Description of the task - Print the data exactly, leaving nothing out.

Figure record extracts -
▶
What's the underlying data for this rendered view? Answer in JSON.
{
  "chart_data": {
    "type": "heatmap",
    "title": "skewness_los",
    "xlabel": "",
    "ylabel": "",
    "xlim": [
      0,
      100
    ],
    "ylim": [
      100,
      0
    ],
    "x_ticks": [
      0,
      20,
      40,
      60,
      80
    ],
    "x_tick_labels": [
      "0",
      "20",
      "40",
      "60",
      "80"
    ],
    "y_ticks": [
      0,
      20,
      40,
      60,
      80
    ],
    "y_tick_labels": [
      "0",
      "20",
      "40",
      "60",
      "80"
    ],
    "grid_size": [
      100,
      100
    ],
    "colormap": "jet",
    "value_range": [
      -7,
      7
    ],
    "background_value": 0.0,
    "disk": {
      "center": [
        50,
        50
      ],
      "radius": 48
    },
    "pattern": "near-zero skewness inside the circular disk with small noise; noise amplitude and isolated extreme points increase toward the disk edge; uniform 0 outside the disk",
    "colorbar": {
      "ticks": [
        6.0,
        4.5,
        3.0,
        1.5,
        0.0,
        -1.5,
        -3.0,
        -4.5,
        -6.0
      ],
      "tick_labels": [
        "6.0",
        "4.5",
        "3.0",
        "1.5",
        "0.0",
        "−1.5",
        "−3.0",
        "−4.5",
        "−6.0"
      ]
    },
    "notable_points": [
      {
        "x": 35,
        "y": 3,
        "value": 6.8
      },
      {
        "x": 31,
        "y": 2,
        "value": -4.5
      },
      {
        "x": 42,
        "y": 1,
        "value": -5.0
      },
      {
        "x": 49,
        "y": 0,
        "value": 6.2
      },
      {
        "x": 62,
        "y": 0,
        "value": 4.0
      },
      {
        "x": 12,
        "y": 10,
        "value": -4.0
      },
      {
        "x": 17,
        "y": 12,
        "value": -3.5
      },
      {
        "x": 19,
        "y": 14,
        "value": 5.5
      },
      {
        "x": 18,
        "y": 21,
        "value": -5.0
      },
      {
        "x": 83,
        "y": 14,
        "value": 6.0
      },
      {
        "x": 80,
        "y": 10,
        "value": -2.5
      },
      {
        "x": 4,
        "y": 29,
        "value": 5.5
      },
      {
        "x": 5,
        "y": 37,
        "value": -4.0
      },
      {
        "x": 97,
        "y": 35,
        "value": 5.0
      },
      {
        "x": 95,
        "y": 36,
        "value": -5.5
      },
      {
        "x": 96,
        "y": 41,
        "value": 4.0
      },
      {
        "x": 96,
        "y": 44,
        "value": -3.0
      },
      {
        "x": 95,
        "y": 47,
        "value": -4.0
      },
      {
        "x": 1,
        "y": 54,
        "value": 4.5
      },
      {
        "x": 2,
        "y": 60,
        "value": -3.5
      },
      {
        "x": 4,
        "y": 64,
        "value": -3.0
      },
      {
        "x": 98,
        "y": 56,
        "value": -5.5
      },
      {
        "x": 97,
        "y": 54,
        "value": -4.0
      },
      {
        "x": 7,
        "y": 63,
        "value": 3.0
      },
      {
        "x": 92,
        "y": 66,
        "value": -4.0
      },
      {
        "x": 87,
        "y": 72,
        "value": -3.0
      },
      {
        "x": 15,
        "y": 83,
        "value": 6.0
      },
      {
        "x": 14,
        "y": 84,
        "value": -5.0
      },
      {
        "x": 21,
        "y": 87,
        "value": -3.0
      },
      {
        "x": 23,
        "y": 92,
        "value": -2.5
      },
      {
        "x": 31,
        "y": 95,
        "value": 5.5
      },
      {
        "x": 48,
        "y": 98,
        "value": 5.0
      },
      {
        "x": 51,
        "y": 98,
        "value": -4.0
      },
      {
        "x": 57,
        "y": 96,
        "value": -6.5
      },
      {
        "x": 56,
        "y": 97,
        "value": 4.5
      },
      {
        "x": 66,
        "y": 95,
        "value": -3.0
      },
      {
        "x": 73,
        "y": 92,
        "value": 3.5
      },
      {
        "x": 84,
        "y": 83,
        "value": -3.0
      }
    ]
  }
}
◀
Correct answer -
What's the underlying data for this rendered view? Answer in JSON.
{
  "chart_data": {
    "type": "heatmap",
    "title": "skewness_los",
    "xlabel": "",
    "ylabel": "",
    "xlim": [
      0,
      100
    ],
    "ylim": [
      100,
      0
    ],
    "x_ticks": [
      0,
      20,
      40,
      60,
      80
    ],
    "x_tick_labels": [
      "0",
      "20",
      "40",
      "60",
      "80"
    ],
    "y_ticks": [
      0,
      20,
      40,
      60,
      80
    ],
    "y_tick_labels": [
      "0",
      "20",
      "40",
      "60",
      "80"
    ],
    "grid_size": [
      100,
      100
    ],
    "colormap": "jet",
    "value_range": [
      -7,
      7
    ],
    "background_value": 0.0,
    "disk": {
      "center": [
        50,
        50
      ],
      "radius": 48
    },
    "pattern": "near-zero skewness inside the circular disk with small noise; noise amplitude and isolated extreme points increase toward the disk edge; uniform 0 outside the disk",
    "colorbar": {
      "ticks": [
        6.0,
        4.5,
        3.0,
        1.5,
        0.0,
        -1.5,
        -3.0,
        -4.5,
        -6.0
      ],
      "tick_labels": [
        "6.0",
        "4.5",
        "3.0",
        "1.5",
        "0.0",
        "−1.5",
        "−3.0",
        "−4.5",
        "−6.0"
      ]
    },
    "notable_points": [
      {
        "x": 35,
        "y": 3,
        "value": 6.8
      },
      {
        "x": 31,
        "y": 2,
        "value": -4.5
      },
      {
        "x": 42,
        "y": 1,
        "value": -5.0
      },
      {
        "x": 49,
        "y": 0,
        "value": 6.2
      },
      {
        "x": 62,
        "y": 0,
        "value": 4.0
      },
      {
        "x": 12,
        "y": 10,
        "value": -4.0
      },
      {
        "x": 17,
        "y": 12,
        "value": -3.5
      },
      {
        "x": 19,
        "y": 14,
        "value": 5.5
      },
      {
        "x": 18,
        "y": 21,
        "value": -5.0
      },
      {
        "x": 83,
        "y": 14,
        "value": 6.0
      },
      {
        "x": 80,
        "y": 10,
        "value": -2.5
      },
      {
        "x": 4,
        "y": 29,
        "value": 5.5
      },
      {
        "x": 5,
        "y": 37,
        "value": -4.0
      },
      {
        "x": 97,
        "y": 35,
        "value": 5.0
      },
      {
        "x": 95,
        "y": 36,
        "value": -5.5
      },
      {
        "x": 96,
        "y": 41,
        "value": 4.0
      },
      {
        "x": 96,
        "y": 44,
        "value": -3.0
      },
      {
        "x": 95,
        "y": 47,
        "value": -4.0
      },
      {
        "x": 1,
        "y": 54,
        "value": 4.5
      },
      {
        "x": 2,
        "y": 60,
        "value": -3.5
      },
      {
        "x": 4,
        "y": 64,
        "value": -3.0
      },
      {
        "x": 98,
        "y": 56,
        "value": -5.5
      },
      {
        "x": 97,
        "y": 54,
        "value": -4.0
      },
      {
        "x": 7,
        "y": 63,
        "value": 3.0
      },
      {
        "x": 92,
        "y": 66,
        "value": -4.0
      },
      {
        "x": 87,
        "y": 72,
        "value": -3.0
      },
      {
        "x": 15,
        "y": 83,
        "value": 6.0
      },
      {
        "x": 14,
        "y": 84,
        "value": -5.0
      },
      {
        "x": 21,
        "y": 87,
        "value": -3.0
      },
      {
        "x": 23,
        "y": 92,
        "value": -2.5
      },
      {
        "x": 31,
        "y": 95,
        "value": 5.5
      },
      {
        "x": 48,
        "y": 98,
        "value": 5.0
      },
      {
        "x": 51,
        "y": 98,
        "value": -4.0
      },
      {
        "x": 57,
        "y": 96,
        "value": -6.5
      },
      {
        "x": 56,
        "y": 97,
        "value": 4.5
      },
      {
        "x": 66,
        "y": 95,
        "value": -3.0
      },
      {
        "x": 73,
        "y": 92,
        "value": 3.5
      },
      {
        "x": 84,
        "y": 83,
        "value": -3.0
      }
    ]
  }
}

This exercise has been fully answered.